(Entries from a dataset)

..............................

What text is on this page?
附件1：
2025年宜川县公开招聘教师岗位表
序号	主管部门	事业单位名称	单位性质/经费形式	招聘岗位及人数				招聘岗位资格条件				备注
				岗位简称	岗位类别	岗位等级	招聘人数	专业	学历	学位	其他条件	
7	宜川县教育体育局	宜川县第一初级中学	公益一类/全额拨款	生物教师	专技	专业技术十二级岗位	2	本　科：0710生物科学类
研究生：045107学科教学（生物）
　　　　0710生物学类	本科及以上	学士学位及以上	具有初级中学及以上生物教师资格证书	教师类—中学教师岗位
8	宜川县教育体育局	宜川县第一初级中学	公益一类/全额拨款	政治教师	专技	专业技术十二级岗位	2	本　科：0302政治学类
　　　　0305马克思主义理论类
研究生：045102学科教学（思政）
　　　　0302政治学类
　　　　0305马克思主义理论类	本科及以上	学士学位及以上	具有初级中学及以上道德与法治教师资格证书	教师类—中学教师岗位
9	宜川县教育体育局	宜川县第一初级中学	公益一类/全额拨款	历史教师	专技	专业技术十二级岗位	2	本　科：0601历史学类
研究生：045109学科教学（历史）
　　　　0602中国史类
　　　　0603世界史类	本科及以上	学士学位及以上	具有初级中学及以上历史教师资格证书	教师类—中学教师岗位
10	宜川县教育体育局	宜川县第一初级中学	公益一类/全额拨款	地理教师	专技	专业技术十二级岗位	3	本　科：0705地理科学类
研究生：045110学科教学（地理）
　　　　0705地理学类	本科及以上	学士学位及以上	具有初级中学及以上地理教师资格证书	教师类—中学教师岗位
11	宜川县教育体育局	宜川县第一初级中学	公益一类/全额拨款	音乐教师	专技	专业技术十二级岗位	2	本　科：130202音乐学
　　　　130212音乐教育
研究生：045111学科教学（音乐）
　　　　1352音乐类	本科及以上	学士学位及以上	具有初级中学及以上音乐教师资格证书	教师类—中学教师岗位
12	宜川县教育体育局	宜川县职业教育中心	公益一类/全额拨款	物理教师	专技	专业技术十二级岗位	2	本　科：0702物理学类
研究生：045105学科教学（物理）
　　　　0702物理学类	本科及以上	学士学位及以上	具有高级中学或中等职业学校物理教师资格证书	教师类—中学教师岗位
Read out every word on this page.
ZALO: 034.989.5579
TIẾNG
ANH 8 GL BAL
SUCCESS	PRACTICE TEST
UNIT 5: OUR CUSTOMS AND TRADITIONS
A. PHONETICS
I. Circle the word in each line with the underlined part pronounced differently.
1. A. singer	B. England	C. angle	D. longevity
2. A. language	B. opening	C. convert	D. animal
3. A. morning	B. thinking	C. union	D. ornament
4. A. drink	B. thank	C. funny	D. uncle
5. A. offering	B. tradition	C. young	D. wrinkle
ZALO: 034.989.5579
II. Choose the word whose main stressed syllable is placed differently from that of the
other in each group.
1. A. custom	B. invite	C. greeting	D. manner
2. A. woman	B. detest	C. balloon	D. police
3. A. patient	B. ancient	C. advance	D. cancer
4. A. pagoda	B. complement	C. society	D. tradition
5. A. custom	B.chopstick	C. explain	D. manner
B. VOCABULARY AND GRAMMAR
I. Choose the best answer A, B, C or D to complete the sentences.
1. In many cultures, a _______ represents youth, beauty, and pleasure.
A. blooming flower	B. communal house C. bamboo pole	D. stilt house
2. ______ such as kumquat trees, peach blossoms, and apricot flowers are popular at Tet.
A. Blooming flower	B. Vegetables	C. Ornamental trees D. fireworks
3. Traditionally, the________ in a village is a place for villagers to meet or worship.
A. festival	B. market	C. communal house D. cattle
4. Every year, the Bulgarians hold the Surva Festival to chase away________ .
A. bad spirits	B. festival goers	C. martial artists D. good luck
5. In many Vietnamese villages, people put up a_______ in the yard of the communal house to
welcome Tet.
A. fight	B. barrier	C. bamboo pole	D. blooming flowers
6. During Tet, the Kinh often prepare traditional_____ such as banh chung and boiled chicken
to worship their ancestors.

..............................

Write out all the records above again, exactly as they stand.

Exercise result:
What text is on this page?
附件1：
2025年宜川县公开招聘教师岗位表
序号	主管部门	事业单位名称	单位性质/经费形式	招聘岗位及人数				招聘岗位资格条件				备注
				岗位简称	岗位类别	岗位等级	招聘人数	专业	学历	学位	其他条件	
7	宜川县教育体育局	宜川县第一初级中学	公益一类/全额拨款	生物教师	专技	专业技术十二级岗位	2	本　科：0710生物科学类
研究生：045107学科教学（生物）
　　　　0710生物学类	本科及以上	学士学位及以上	具有初级中学及以上生物教师资格证书	教师类—中学教师岗位
8	宜川县教育体育局	宜川县第一初级中学	公益一类/全额拨款	政治教师	专技	专业技术十二级岗位	2	本　科：0302政治学类
　　　　0305马克思主义理论类
研究生：045102学科教学（思政）
　　　　0302政治学类
　　　　0305马克思主义理论类	本科及以上	学士学位及以上	具有初级中学及以上道德与法治教师资格证书	教师类—中学教师岗位
9	宜川县教育体育局	宜川县第一初级中学	公益一类/全额拨款	历史教师	专技	专业技术十二级岗位	2	本　科：0601历史学类
研究生：045109学科教学（历史）
　　　　0602中国史类
　　　　0603世界史类	本科及以上	学士学位及以上	具有初级中学及以上历史教师资格证书	教师类—中学教师岗位
10	宜川县教育体育局	宜川县第一初级中学	公益一类/全额拨款	地理教师	专技	专业技术十二级岗位	3	本　科：0705地理科学类
研究生：045110学科教学（地理）
　　　　0705地理学类	本科及以上	学士学位及以上	具有初级中学及以上地理教师资格证书	教师类—中学教师岗位
11	宜川县教育体育局	宜川县第一初级中学	公益一类/全额拨款	音乐教师	专技	专业技术十二级岗位	2	本　科：130202音乐学
　　　　130212音乐教育
研究生：045111学科教学（音乐）
　　　　1352音乐类	本科及以上	学士学位及以上	具有初级中学及以上音乐教师资格证书	教师类—中学教师岗位
12	宜川县教育体育局	宜川县职业教育中心	公益一类/全额拨款	物理教师	专技	专业技术十二级岗位	2	本　科：0702物理学类
研究生：045105学科教学（物理）
　　　　0702物理学类	本科及以上	学士学位及以上	具有高级中学或中等职业学校物理教师资格证书	教师类—中学教师岗位
Read out every word on this page.
ZALO: 034.989.5579
TIẾNG
ANH 8 GL BAL
SUCCESS	PRACTICE TEST
UNIT 5: OUR CUSTOMS AND TRADITIONS
A. PHONETICS
I. Circle the word in each line with the underlined part pronounced differently.
1. A. singer	B. England	C. angle	D. longevity
2. A. language	B. opening	C. convert	D. animal
3. A. morning	B. thinking	C. union	D. ornament
4. A. drink	B. thank	C. funny	D. uncle
5. A. offering	B. tradition	C. young	D. wrinkle
ZALO: 034.989.5579
II. Choose the word whose main stressed syllable is placed differently from that of the
other in each group.
1. A. custom	B. invite	C. greeting	D. manner
2. A. woman	B. detest	C. balloon	D. police
3. A. patient	B. ancient	C. advance	D. cancer
4. A. pagoda	B. complement	C. society	D. tradition
5. A. custom	B.chopstick	C. explain	D. manner
B. VOCABULARY AND GRAMMAR
I. Choose the best answer A, B, C or D to complete the sentences.
1. In many cultures, a _______ represents youth, beauty, and pleasure.
A. blooming flower	B. communal house C. bamboo pole	D. stilt house
2. ______ such as kumquat trees, peach blossoms, and apricot flowers are popular at Tet.
A. Blooming flower	B. Vegetables	C. Ornamental trees D. fireworks
3. Traditionally, the________ in a village is a place for villagers to meet or worship.
A. festival	B. market	C. communal house D. cattle
4. Every year, the Bulgarians hold the Surva Festival to chase away________ .
A. bad spirits	B. festival goers	C. martial artists D. good luck
5. In many Vietnamese villages, people put up a_______ in the yard of the communal house to
welcome Tet.
A. fight	B. barrier	C. bamboo pole	D. blooming flowers
6. During Tet, the Kinh often prepare traditional_____ such as banh chung and boiled chicken
to worship their ancestors.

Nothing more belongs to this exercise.